§ Exercise description
Look at the entries below and reproduce them exactly.

----- Supplied material

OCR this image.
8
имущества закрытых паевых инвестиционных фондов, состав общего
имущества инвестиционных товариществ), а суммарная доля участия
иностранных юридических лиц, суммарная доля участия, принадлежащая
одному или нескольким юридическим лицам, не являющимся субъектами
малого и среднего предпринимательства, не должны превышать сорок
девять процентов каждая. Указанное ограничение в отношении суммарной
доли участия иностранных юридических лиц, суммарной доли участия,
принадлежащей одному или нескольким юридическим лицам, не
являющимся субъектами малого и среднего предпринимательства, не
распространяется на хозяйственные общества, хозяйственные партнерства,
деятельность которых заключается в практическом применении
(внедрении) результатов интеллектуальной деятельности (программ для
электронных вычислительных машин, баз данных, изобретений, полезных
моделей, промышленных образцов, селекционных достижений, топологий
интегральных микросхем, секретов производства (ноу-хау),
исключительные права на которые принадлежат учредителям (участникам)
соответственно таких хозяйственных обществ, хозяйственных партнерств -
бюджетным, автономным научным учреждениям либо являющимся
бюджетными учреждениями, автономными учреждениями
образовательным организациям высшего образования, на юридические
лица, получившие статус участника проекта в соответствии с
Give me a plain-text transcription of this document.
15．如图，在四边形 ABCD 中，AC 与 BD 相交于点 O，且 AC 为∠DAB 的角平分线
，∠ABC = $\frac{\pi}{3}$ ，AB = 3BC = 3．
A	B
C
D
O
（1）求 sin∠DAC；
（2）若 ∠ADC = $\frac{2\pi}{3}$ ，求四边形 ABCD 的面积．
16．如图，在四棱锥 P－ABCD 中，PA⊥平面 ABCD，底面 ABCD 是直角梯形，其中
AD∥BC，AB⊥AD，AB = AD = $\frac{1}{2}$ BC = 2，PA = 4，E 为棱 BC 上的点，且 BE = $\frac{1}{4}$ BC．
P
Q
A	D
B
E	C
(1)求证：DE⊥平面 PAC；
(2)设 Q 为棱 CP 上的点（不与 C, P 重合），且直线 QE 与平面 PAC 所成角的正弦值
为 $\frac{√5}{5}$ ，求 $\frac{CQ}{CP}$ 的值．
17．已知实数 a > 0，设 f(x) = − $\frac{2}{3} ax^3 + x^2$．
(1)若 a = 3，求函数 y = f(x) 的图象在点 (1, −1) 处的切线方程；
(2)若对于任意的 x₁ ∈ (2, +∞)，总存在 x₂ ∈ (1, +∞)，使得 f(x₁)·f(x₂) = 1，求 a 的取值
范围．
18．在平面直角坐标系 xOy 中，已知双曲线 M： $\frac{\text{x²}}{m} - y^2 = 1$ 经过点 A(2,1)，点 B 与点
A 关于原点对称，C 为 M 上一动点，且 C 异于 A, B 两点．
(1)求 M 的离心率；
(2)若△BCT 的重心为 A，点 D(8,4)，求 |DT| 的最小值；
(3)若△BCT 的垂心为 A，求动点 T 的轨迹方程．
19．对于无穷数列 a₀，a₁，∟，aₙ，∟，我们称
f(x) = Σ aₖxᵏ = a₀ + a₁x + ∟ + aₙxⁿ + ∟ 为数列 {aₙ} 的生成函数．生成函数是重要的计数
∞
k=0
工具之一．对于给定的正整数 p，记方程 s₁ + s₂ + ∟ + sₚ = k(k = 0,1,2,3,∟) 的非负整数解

----------

§ Output for this exercise
OCR this image.
8
имущества закрытых паевых инвестиционных фондов, состав общего
имущества инвестиционных товариществ), а суммарная доля участия
иностранных юридических лиц, суммарная доля участия, принадлежащая
одному или нескольким юридическим лицам, не являющимся субъектами
малого и среднего предпринимательства, не должны превышать сорок
девять процентов каждая. Указанное ограничение в отношении суммарной
доли участия иностранных юридических лиц, суммарной доли участия,
принадлежащей одному или нескольким юридическим лицам, не
являющимся субъектами малого и среднего предпринимательства, не
распространяется на хозяйственные общества, хозяйственные партнерства,
деятельность которых заключается в практическом применении
(внедрении) результатов интеллектуальной деятельности (программ для
электронных вычислительных машин, баз данных, изобретений, полезных
моделей, промышленных образцов, селекционных достижений, топологий
интегральных микросхем, секретов производства (ноу-хау),
исключительные права на которые принадлежат учредителям (участникам)
соответственно таких хозяйственных обществ, хозяйственных партнерств -
бюджетным, автономным научным учреждениям либо являющимся
бюджетными учреждениями, автономными учреждениями
образовательным организациям высшего образования, на юридические
лица, получившие статус участника проекта в соответствии с
Give me a plain-text transcription of this document.
15．如图，在四边形 ABCD 中，AC 与 BD 相交于点 O，且 AC 为∠DAB 的角平分线
，∠ABC = $\frac{\pi}{3}$ ，AB = 3BC = 3．
A	B
C
D
O
（1）求 sin∠DAC；
（2）若 ∠ADC = $\frac{2\pi}{3}$ ，求四边形 ABCD 的面积．
16．如图，在四棱锥 P－ABCD 中，PA⊥平面 ABCD，底面 ABCD 是直角梯形，其中
AD∥BC，AB⊥AD，AB = AD = $\frac{1}{2}$ BC = 2，PA = 4，E 为棱 BC 上的点，且 BE = $\frac{1}{4}$ BC．
P
Q
A	D
B
E	C
(1)求证：DE⊥平面 PAC；
(2)设 Q 为棱 CP 上的点（不与 C, P 重合），且直线 QE 与平面 PAC 所成角的正弦值
为 $\frac{√5}{5}$ ，求 $\frac{CQ}{CP}$ 的值．
17．已知实数 a > 0，设 f(x) = − $\frac{2}{3} ax^3 + x^2$．
(1)若 a = 3，求函数 y = f(x) 的图象在点 (1, −1) 处的切线方程；
(2)若对于任意的 x₁ ∈ (2, +∞)，总存在 x₂ ∈ (1, +∞)，使得 f(x₁)·f(x₂) = 1，求 a 的取值
范围．
18．在平面直角坐标系 xOy 中，已知双曲线 M： $\frac{\text{x²}}{m} - y^2 = 1$ 经过点 A(2,1)，点 B 与点
A 关于原点对称，C 为 M 上一动点，且 C 异于 A, B 两点．
(1)求 M 的离心率；
(2)若△BCT 的重心为 A，点 D(8,4)，求 |DT| 的最小值；
(3)若△BCT 的垂心为 A，求动点 T 的轨迹方程．
19．对于无穷数列 a₀，a₁，∟，aₙ，∟，我们称
f(x) = Σ aₖxᵏ = a₀ + a₁x + ∟ + aₙxⁿ + ∟ 为数列 {aₙ} 的生成函数．生成函数是重要的计数
∞
k=0
工具之一．对于给定的正整数 p，记方程 s₁ + s₂ + ∟ + sₚ = k(k = 0,1,2,3,∟) 的非负整数解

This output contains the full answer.